* [WHAT YOU ARE ASKED TO DO]
In the data below, which lines hold "nostri"? Copy every one.
----- DATA LISTING -----
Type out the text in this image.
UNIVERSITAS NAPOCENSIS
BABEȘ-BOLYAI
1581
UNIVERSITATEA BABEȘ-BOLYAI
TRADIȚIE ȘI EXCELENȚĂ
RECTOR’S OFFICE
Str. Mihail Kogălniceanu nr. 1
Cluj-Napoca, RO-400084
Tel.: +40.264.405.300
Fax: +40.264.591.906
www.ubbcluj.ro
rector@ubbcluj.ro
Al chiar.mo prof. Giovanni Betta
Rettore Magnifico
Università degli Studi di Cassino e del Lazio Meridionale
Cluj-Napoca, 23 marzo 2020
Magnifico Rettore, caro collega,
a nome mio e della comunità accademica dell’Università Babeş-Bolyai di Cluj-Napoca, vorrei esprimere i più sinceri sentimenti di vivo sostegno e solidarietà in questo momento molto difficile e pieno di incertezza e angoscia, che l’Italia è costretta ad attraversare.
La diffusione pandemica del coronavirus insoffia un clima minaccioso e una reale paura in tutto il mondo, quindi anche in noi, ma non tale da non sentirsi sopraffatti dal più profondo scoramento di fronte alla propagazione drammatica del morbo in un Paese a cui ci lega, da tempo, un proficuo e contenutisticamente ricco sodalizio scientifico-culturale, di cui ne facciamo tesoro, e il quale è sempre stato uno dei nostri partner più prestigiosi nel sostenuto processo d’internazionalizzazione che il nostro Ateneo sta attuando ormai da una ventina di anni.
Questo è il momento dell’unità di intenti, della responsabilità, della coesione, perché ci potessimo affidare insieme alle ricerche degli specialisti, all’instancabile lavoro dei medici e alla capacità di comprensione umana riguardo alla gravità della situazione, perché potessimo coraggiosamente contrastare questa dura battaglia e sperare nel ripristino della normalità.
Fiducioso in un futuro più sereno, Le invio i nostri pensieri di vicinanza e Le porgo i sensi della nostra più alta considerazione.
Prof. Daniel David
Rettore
-----
* [RESPONSE FOR THIS EXERCISE]
La diffusione pandemica del coronavirus insoffia un clima minaccioso e una reale paura in tutto il mondo, quindi anche in noi, ma non tale da non sentirsi sopraffatti dal più profondo scoramento di fronte alla propagazione drammatica del morbo in un Paese a cui ci lega, da tempo, un proficuo e contenutisticamente ricco sodalizio scientifico-culturale, di cui ne facciamo tesoro, e il quale è sempre stato uno dei nostri partner più prestigiosi nel sostenuto processo d’internazionalizzazione che il nostro Ateneo sta attuando ormai da una ventina di anni.
Fiducioso in un futuro più sereno, Le invio i nostri pensieri di vicinanza e Le porgo i sensi della nostra più alta considerazione.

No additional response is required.